* [TEXTE D'EXERCICE]
+ + + + + + +

Que s'est-il passé le 21 décembre ?

Un nourrisson âgé de dix jours est décédé "à son domicile" par "arrêt cardio-respiratoire" après avoir reçu une dose d'Uvestérol D, a expliqué l'Agence du médicament (ANSM) dans un communiqué. L'enfant, "sans antécédent", a présenté "des signes de suffocation (...) immédiatement après l'administration" du produit, "deux heures après la tétée", a détaillé l'ANSM dans un courrier électronique envoyé le 30 décembre aux centres régionaux de pharmacovigilance, dont l'AFP a obtenu copie. Aucun détail n'est donné sur le délai entre la suffocation et l'arrêt cardio-respiratoire.

Un "bilan complet" (clinique, biologique, radiologique...) a été réalisé et une autopsie "recommandée", souligne dans ce message l'ANSM, ajoutant être "en attente" des résultats de l'investigation. L'Assistance Publique-Hôpitaux de Paris a de son côté précisé que le nouveau-né n'avait "jamais été transféré ou pris en charge" à l'hôpital Cochin, comme indiqué par Le Figaro mardi soir. Le quotidien évoquait mercredi un transfert à l'hôpital sud francilien de Corbeil-Essonnes.

Quel est le produit concerné? Pourquoi est-il prescrit?

L'Uvestérol D est un médicament très courant à base de vitamine D, produit par le laboratoire français Crinex. Il se présente sous forme liquide, dans un flacon dont on extrait, à l'aide d'une pipette, la dose à administrer.
Il est indiqué "dans la prévention et le traitement de la carence en vitamine D chez le nouveau-né, le nourrisson et l'enfant jusqu'à 5 ans", rappelle l'ANSM.

La vitamine D est naturellement produite par notre corps, sous l'effet des rayons du soleil. Lorsqu'elle n'est pas synthétisée en quantité suffisante, il y a un risque de rachitisme, un manque de calcification des os et des cartilages qui se traduit par des retards de croissance.
Elle est également souvent prescrite aux adultes, en particulier aux femmes enceintes ou qui allaitent, aux personnes âgées, à celles peu exposées au soleil ainsi qu'à celles ayant une peau très pigmentée.

Pourquoi ce produit était déjà sous surveillance?

Le lien entre ce décès et l'Uvestérol D n'est pas formellement établi, explique l'agence du médicament, qui attend les "premières conclusions" de l'enquête dans "les prochains jours".

+ + + + + + +

* [LISTE DES DONNÉES]
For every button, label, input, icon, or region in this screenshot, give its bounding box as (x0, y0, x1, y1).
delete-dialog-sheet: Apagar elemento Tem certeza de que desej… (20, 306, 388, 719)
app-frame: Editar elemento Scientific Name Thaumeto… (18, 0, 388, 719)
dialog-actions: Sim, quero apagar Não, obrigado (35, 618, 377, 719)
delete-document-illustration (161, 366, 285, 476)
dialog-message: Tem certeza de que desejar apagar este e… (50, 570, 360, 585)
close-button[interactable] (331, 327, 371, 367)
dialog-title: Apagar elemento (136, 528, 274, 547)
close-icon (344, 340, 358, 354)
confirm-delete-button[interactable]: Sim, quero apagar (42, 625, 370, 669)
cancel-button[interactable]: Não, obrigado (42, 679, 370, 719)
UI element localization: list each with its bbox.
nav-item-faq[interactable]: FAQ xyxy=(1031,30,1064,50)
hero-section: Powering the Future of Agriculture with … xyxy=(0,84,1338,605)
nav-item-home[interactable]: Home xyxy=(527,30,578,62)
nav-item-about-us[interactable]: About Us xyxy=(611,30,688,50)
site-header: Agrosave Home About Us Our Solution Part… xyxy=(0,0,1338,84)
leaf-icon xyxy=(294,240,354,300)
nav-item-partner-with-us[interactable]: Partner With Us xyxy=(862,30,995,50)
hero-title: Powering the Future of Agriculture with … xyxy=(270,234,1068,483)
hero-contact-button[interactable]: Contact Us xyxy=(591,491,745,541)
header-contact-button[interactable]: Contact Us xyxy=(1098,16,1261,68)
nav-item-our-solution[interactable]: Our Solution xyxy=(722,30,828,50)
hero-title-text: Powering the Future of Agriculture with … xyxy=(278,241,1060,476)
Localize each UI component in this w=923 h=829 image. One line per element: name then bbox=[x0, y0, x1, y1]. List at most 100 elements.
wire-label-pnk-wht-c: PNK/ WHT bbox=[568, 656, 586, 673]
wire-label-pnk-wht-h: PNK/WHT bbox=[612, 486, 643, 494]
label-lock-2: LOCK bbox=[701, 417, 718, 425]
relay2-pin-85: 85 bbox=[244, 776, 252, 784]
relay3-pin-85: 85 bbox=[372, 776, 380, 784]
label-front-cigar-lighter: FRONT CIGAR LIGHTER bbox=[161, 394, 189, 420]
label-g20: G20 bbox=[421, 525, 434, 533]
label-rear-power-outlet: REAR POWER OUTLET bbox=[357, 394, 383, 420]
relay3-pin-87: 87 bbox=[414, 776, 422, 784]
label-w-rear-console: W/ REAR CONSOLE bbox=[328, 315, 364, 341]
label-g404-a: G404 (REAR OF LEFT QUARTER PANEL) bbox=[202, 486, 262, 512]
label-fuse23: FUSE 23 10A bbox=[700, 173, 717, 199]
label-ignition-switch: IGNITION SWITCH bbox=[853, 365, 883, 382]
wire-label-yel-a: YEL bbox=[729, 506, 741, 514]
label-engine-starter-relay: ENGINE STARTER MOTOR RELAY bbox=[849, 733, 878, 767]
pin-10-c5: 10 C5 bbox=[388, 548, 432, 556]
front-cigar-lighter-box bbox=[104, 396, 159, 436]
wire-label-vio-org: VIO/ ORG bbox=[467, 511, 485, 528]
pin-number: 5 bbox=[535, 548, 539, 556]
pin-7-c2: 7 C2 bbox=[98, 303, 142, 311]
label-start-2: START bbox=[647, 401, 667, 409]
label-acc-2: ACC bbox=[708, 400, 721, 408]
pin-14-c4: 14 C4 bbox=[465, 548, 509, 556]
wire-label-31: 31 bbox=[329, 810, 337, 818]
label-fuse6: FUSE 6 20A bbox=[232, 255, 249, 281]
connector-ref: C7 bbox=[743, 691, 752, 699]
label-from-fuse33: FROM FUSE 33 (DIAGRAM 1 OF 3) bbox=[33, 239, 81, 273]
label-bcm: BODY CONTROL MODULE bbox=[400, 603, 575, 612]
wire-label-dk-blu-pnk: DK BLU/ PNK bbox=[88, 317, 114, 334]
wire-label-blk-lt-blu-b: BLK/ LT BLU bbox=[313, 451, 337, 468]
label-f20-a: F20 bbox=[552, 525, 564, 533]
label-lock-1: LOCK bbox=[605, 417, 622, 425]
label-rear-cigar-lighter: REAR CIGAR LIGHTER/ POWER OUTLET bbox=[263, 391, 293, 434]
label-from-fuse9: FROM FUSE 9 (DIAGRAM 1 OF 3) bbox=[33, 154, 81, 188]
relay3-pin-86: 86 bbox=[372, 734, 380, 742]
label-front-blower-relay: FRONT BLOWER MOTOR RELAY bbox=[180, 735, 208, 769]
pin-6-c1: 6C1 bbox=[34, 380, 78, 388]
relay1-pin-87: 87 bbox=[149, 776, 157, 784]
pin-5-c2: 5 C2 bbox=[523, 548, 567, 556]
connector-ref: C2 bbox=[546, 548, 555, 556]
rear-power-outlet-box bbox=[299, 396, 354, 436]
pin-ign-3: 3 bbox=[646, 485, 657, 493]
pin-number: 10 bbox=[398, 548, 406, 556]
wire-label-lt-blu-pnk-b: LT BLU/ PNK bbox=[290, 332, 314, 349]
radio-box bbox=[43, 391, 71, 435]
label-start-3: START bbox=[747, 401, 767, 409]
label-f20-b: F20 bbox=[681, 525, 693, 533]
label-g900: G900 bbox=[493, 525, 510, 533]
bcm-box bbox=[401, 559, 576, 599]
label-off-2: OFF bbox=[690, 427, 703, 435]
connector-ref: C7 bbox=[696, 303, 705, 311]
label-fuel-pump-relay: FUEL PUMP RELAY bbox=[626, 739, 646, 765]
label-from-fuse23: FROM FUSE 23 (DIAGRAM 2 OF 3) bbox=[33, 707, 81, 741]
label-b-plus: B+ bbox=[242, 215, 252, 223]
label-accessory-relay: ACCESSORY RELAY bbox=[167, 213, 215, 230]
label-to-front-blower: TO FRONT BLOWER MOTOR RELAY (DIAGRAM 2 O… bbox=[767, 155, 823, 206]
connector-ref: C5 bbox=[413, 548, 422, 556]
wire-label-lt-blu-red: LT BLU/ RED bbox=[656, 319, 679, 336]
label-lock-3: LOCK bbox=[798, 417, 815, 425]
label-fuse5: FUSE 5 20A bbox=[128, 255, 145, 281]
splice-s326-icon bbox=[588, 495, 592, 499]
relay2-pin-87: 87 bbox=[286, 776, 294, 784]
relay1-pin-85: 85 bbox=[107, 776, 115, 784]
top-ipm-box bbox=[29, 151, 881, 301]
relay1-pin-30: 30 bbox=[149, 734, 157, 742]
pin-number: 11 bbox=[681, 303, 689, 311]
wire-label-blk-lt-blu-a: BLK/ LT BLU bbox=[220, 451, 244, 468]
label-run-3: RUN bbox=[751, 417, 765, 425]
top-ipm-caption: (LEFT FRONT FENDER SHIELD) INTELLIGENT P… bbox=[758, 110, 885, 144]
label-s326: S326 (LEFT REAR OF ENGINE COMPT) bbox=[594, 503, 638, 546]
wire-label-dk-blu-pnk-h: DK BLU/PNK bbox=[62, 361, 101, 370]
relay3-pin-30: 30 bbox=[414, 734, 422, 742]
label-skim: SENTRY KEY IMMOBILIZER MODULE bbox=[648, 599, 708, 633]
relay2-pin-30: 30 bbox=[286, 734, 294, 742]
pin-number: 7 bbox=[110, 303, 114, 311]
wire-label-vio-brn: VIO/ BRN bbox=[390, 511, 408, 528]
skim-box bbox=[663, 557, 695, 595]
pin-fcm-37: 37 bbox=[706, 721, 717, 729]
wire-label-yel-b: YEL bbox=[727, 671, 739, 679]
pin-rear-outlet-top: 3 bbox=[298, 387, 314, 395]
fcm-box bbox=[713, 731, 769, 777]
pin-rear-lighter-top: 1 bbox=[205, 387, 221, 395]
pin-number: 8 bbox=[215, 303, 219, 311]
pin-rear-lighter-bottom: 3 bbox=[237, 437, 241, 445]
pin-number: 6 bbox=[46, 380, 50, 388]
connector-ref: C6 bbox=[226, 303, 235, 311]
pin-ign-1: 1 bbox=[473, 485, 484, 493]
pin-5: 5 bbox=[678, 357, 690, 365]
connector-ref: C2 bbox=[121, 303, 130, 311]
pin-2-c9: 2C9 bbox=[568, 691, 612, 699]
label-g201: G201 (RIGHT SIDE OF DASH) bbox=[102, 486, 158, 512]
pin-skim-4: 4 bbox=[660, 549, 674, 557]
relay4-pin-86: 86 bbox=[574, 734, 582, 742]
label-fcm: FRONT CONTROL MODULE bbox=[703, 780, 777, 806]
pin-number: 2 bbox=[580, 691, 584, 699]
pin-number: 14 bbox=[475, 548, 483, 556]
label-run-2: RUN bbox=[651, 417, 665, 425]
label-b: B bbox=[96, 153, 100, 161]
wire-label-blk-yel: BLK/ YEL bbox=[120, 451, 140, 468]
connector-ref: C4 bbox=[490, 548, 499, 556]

+ + + + + + +

* [TÂCHE À RÉALISER] Selon le texte sur l'Uvestérol D, quel laboratoire fabrique ce médicament ?

* [RÉPONSE] Le laboratoire français Crinex.